## Problem:
Your job is to restate each entry word for word.

[Data records]

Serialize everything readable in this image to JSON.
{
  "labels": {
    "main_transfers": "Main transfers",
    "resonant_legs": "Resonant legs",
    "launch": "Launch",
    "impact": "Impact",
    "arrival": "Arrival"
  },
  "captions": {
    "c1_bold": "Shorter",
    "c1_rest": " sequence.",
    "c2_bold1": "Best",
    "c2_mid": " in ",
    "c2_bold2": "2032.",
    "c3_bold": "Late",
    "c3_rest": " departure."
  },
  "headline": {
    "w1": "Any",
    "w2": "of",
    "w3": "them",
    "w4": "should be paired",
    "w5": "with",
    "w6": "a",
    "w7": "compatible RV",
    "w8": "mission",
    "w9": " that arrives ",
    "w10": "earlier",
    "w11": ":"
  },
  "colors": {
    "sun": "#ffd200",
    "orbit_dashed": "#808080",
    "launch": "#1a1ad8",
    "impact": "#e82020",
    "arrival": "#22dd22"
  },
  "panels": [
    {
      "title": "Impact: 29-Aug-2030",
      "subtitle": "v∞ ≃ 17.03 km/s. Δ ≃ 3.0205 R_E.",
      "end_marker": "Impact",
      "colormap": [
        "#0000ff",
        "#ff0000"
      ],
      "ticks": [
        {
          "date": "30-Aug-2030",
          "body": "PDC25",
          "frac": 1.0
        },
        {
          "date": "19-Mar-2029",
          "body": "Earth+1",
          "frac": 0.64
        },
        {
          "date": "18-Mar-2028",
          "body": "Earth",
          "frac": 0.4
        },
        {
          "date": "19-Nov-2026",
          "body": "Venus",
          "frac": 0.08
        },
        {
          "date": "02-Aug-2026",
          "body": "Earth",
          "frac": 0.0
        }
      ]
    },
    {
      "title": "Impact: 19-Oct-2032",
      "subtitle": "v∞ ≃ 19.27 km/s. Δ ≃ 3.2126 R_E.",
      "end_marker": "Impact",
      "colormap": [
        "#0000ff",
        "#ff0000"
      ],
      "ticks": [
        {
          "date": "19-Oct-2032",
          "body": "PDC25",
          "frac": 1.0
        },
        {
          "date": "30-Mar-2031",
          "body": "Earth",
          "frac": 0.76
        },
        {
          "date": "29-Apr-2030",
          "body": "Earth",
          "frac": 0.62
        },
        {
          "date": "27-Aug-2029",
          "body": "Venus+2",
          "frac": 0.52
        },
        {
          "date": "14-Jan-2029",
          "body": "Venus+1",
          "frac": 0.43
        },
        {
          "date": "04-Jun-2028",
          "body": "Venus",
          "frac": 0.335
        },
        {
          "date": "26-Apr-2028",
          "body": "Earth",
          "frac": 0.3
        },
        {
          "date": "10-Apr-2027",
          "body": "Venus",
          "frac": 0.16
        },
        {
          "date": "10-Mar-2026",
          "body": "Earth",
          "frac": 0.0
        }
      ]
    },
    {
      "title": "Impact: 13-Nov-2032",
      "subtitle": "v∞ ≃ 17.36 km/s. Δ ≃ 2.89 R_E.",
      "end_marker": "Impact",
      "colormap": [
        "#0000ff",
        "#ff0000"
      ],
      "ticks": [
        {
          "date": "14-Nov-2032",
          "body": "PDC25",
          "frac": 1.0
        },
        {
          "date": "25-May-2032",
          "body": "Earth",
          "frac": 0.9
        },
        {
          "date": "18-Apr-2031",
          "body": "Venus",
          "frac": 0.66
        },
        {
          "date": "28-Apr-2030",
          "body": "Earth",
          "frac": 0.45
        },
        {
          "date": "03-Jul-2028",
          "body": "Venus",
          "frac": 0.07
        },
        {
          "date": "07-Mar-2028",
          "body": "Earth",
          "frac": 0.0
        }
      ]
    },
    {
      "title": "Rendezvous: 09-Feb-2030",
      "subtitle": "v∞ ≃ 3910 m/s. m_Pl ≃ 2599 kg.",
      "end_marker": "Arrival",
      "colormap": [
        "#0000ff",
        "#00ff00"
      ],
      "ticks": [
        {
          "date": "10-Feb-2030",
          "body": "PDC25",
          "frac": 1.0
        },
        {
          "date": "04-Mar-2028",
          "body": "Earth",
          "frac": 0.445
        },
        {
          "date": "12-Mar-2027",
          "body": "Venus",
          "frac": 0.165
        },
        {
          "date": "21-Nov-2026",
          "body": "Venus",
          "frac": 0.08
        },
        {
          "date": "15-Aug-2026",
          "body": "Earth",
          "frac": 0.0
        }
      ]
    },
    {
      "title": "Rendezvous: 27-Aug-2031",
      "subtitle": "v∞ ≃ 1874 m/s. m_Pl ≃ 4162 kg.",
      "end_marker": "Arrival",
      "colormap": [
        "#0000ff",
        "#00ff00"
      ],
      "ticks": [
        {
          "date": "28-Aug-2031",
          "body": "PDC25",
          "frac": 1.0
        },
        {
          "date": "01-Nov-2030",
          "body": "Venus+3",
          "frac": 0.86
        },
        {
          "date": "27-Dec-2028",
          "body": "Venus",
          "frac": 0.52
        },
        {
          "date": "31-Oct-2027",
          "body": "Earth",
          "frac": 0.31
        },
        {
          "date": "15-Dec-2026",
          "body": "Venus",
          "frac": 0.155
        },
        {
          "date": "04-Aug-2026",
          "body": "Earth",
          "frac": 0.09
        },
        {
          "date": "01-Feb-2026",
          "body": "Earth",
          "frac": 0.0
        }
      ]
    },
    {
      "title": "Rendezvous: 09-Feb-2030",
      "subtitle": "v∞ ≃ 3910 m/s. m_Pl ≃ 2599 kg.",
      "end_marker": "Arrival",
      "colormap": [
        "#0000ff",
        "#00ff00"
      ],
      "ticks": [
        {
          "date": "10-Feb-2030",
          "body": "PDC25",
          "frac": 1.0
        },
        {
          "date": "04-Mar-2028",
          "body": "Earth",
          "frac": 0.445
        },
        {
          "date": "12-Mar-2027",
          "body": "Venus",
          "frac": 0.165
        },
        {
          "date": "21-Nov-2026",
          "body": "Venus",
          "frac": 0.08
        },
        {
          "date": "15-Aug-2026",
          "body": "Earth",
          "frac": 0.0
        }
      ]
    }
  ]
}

## Solution to the problem:
Serialize everything readable in this image to JSON.
{
  "labels": {
    "main_transfers": "Main transfers",
    "resonant_legs": "Resonant legs",
    "launch": "Launch",
    "impact": "Impact",
    "arrival": "Arrival"
  },
  "captions": {
    "c1_bold": "Shorter",
    "c1_rest": " sequence.",
    "c2_bold1": "Best",
    "c2_mid": " in ",
    "c2_bold2": "2032.",
    "c3_bold": "Late",
    "c3_rest": " departure."
  },
  "headline": {
    "w1": "Any",
    "w2": "of",
    "w3": "them",
    "w4": "should be paired",
    "w5": "with",
    "w6": "a",
    "w7": "compatible RV",
    "w8": "mission",
    "w9": " that arrives ",
    "w10": "earlier",
    "w11": ":"
  },
  "colors": {
    "sun": "#ffd200",
    "orbit_dashed": "#808080",
    "launch": "#1a1ad8",
    "impact": "#e82020",
    "arrival": "#22dd22"
  },
  "panels": [
    {
      "title": "Impact: 29-Aug-2030",
      "subtitle": "v∞ ≃ 17.03 km/s. Δ ≃ 3.0205 R_E.",
      "end_marker": "Impact",
      "colormap": [
        "#0000ff",
        "#ff0000"
      ],
      "ticks": [
        {
          "date": "30-Aug-2030",
          "body": "PDC25",
          "frac": 1.0
        },
        {
          "date": "19-Mar-2029",
          "body": "Earth+1",
          "frac": 0.64
        },
        {
          "date": "18-Mar-2028",
          "body": "Earth",
          "frac": 0.4
        },
        {
          "date": "19-Nov-2026",
          "body": "Venus",
          "frac": 0.08
        },
        {
          "date": "02-Aug-2026",
          "body": "Earth",
          "frac": 0.0
        }
      ]
    },
    {
      "title": "Impact: 19-Oct-2032",
      "subtitle": "v∞ ≃ 19.27 km/s. Δ ≃ 3.2126 R_E.",
      "end_marker": "Impact",
      "colormap": [
        "#0000ff",
        "#ff0000"
      ],
      "ticks": [
        {
          "date": "19-Oct-2032",
          "body": "PDC25",
          "frac": 1.0
        },
        {
          "date": "30-Mar-2031",
          "body": "Earth",
          "frac": 0.76
        },
        {
          "date": "29-Apr-2030",
          "body": "Earth",
          "frac": 0.62
        },
        {
          "date": "27-Aug-2029",
          "body": "Venus+2",
          "frac": 0.52
        },
        {
          "date": "14-Jan-2029",
          "body": "Venus+1",
          "frac": 0.43
        },
        {
          "date": "04-Jun-2028",
          "body": "Venus",
          "frac": 0.335
        },
        {
          "date": "26-Apr-2028",
          "body": "Earth",
          "frac": 0.3
        },
        {
          "date": "10-Apr-2027",
          "body": "Venus",
          "frac": 0.16
        },
        {
          "date": "10-Mar-2026",
          "body": "Earth",
          "frac": 0.0
        }
      ]
    },
    {
      "title": "Impact: 13-Nov-2032",
      "subtitle": "v∞ ≃ 17.36 km/s. Δ ≃ 2.89 R_E.",
      "end_marker": "Impact",
      "colormap": [
        "#0000ff",
        "#ff0000"
      ],
      "ticks": [
        {
          "date": "14-Nov-2032",
          "body": "PDC25",
          "frac": 1.0
        },
        {
          "date": "25-May-2032",
          "body": "Earth",
          "frac": 0.9
        },
        {
          "date": "18-Apr-2031",
          "body": "Venus",
          "frac": 0.66
        },
        {
          "date": "28-Apr-2030",
          "body": "Earth",
          "frac": 0.45
        },
        {
          "date": "03-Jul-2028",
          "body": "Venus",
          "frac": 0.07
        },
        {
          "date": "07-Mar-2028",
          "body": "Earth",
          "frac": 0.0
        }
      ]
    },
    {
      "title": "Rendezvous: 09-Feb-2030",
      "subtitle": "v∞ ≃ 3910 m/s. m_Pl ≃ 2599 kg.",
      "end_marker": "Arrival",
      "colormap": [
        "#0000ff",
        "#00ff00"
      ],
      "ticks": [
        {
          "date": "10-Feb-2030",
          "body": "PDC25",
          "frac": 1.0
        },
        {
          "date": "04-Mar-2028",
          "body": "Earth",
          "frac": 0.445
        },
        {
          "date": "12-Mar-2027",
          "body": "Venus",
          "frac": 0.165
        },
        {
          "date": "21-Nov-2026",
          "body": "Venus",
          "frac": 0.08
        },
        {
          "date": "15-Aug-2026",
          "body": "Earth",
          "frac": 0.0
        }
      ]
    },
    {
      "title": "Rendezvous: 27-Aug-2031",
      "subtitle": "v∞ ≃ 1874 m/s. m_Pl ≃ 4162 kg.",
      "end_marker": "Arrival",
      "colormap": [
        "#0000ff",
        "#00ff00"
      ],
      "ticks": [
        {
          "date": "28-Aug-2031",
          "body": "PDC25",
          "frac": 1.0
        },
        {
          "date": "01-Nov-2030",
          "body": "Venus+3",
          "frac": 0.86
        },
        {
          "date": "27-Dec-2028",
          "body": "Venus",
          "frac": 0.52
        },
        {
          "date": "31-Oct-2027",
          "body": "Earth",
          "frac": 0.31
        },
        {
          "date": "15-Dec-2026",
          "body": "Venus",
          "frac": 0.155
        },
        {
          "date": "04-Aug-2026",
          "body": "Earth",
          "frac": 0.09
        },
        {
          "date": "01-Feb-2026",
          "body": "Earth",
          "frac": 0.0
        }
      ]
    },
    {
      "title": "Rendezvous: 09-Feb-2030",
      "subtitle": "v∞ ≃ 3910 m/s. m_Pl ≃ 2599 kg.",
      "end_marker": "Arrival",
      "colormap": [
        "#0000ff",
        "#00ff00"
      ],
      "ticks": [
        {
          "date": "10-Feb-2030",
          "body": "PDC25",
          "frac": 1.0
        },
        {
          "date": "04-Mar-2028",
          "body": "Earth",
          "frac": 0.445
        },
        {
          "date": "12-Mar-2027",
          "body": "Venus",
          "frac": 0.165
        },
        {
          "date": "21-Nov-2026",
          "body": "Venus",
          "frac": 0.08
        },
        {
          "date": "15-Aug-2026",
          "body": "Earth",
          "frac": 0.0
        }
      ]
    }
  ]
}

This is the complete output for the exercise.